__REQUIREMENTS__.
The records below must be copied in full; omit the images.

[Entries from a visual dataset]

• • • • •

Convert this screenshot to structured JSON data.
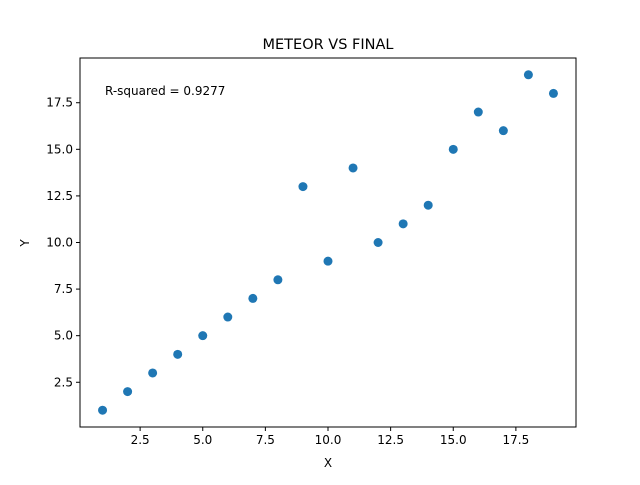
{
  "chart_data": {
    "type": "scatter",
    "title": "METEOR VS FINAL",
    "xlabel": "X",
    "ylabel": "Y",
    "annotation": "R-squared = 0.9277",
    "xlim": [
      0.1,
      19.9
    ],
    "ylim": [
      0.1,
      19.9
    ],
    "xticks": [
      2.5,
      5.0,
      7.5,
      10.0,
      12.5,
      15.0,
      17.5
    ],
    "xtick_labels": [
      "2.5",
      "5.0",
      "7.5",
      "10.0",
      "12.5",
      "15.0",
      "17.5"
    ],
    "yticks": [
      2.5,
      5.0,
      7.5,
      10.0,
      12.5,
      15.0,
      17.5
    ],
    "ytick_labels": [
      "2.5",
      "5.0",
      "7.5",
      "10.0",
      "12.5",
      "15.0",
      "17.5"
    ],
    "grid": false,
    "marker_color": "#1f77b4",
    "points": [
      {
        "x": 1,
        "y": 1
      },
      {
        "x": 2,
        "y": 2
      },
      {
        "x": 3,
        "y": 3
      },
      {
        "x": 4,
        "y": 4
      },
      {
        "x": 5,
        "y": 5
      },
      {
        "x": 6,
        "y": 6
      },
      {
        "x": 7,
        "y": 7
      },
      {
        "x": 8,
        "y": 8
      },
      {
        "x": 9,
        "y": 13
      },
      {
        "x": 10,
        "y": 9
      },
      {
        "x": 11,
        "y": 14
      },
      {
        "x": 12,
        "y": 10
      },
      {
        "x": 13,
        "y": 11
      },
      {
        "x": 14,
        "y": 12
      },
      {
        "x": 15,
        "y": 15
      },
      {
        "x": 16,
        "y": 17
      },
      {
        "x": 17,
        "y": 16
      },
      {
        "x": 18,
        "y": 19
      },
      {
        "x": 19,
        "y": 18
      }
    ]
  }
}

• • • • •

__EXERCISE ANSWER__.
Convert this screenshot to structured JSON data.
{
  "chart_data": {
    "type": "scatter",
    "title": "METEOR VS FINAL",
    "xlabel": "X",
    "ylabel": "Y",
    "annotation": "R-squared = 0.9277",
    "xlim": [
      0.1,
      19.9
    ],
    "ylim": [
      0.1,
      19.9
    ],
    "xticks": [
      2.5,
      5.0,
      7.5,
      10.0,
      12.5,
      15.0,
      17.5
    ],
    "xtick_labels": [
      "2.5",
      "5.0",
      "7.5",
      "10.0",
      "12.5",
      "15.0",
      "17.5"
    ],
    "yticks": [
      2.5,
      5.0,
      7.5,
      10.0,
      12.5,
      15.0,
      17.5
    ],
    "ytick_labels": [
      "2.5",
      "5.0",
      "7.5",
      "10.0",
      "12.5",
      "15.0",
      "17.5"
    ],
    "grid": false,
    "marker_color": "#1f77b4",
    "points": [
      {
        "x": 1,
        "y": 1
      },
      {
        "x": 2,
        "y": 2
      },
      {
        "x": 3,
        "y": 3
      },
      {
        "x": 4,
        "y": 4
      },
      {
        "x": 5,
        "y": 5
      },
      {
        "x": 6,
        "y": 6
      },
      {
        "x": 7,
        "y": 7
      },
      {
        "x": 8,
        "y": 8
      },
      {
        "x": 9,
        "y": 13
      },
      {
        "x": 10,
        "y": 9
      },
      {
        "x": 11,
        "y": 14
      },
      {
        "x": 12,
        "y": 10
      },
      {
        "x": 13,
        "y": 11
      },
      {
        "x": 14,
        "y": 12
      },
      {
        "x": 15,
        "y": 15
      },
      {
        "x": 16,
        "y": 17
      },
      {
        "x": 17,
        "y": 16
      },
      {
        "x": 18,
        "y": 19
      },
      {
        "x": 19,
        "y": 18
      }
    ]
  }
}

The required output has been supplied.